» **Task description**: Among the entries below, find each line holding "Group" and return it.

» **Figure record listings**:
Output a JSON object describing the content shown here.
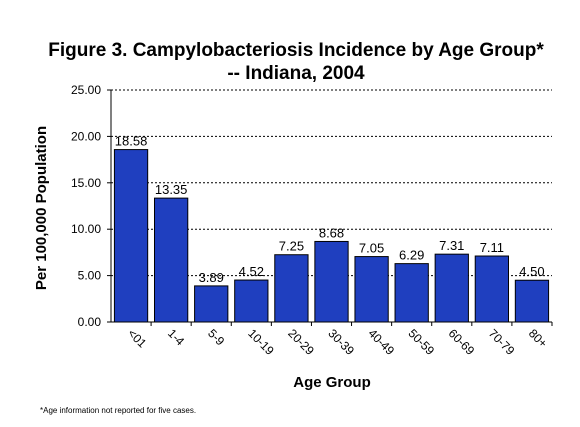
{
  "chart_data": {
    "type": "bar",
    "title_line1": "Figure 3.  Campylobacteriosis Incidence by Age Group*",
    "title_line2": "-- Indiana, 2004",
    "xlabel": "Age Group",
    "ylabel": "Per 100,000 Population",
    "ylim": [
      0,
      25
    ],
    "yticks": [
      "0.00",
      "5.00",
      "10.00",
      "15.00",
      "20.00",
      "25.00"
    ],
    "categories": [
      "<01",
      "1-4",
      "5-9",
      "10-19",
      "20-29",
      "30-39",
      "40-49",
      "50-59",
      "60-69",
      "70-79",
      "80+"
    ],
    "values": [
      18.58,
      13.35,
      3.89,
      4.52,
      7.25,
      8.68,
      7.05,
      6.29,
      7.31,
      7.11,
      4.5
    ],
    "value_labels": [
      "18.58",
      "13.35",
      "3.89",
      "4.52",
      "7.25",
      "8.68",
      "7.05",
      "6.29",
      "7.31",
      "7.11",
      "4.50"
    ],
    "grid": "horizontal dotted",
    "bar_color": "#1F3FBF"
  },
  "footnote": "*Age information not reported for five cases."
}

» **Answer for the task**:
    "title_line1": "Figure 3.  Campylobacteriosis Incidence by Age Group*",
    "xlabel": "Age Group",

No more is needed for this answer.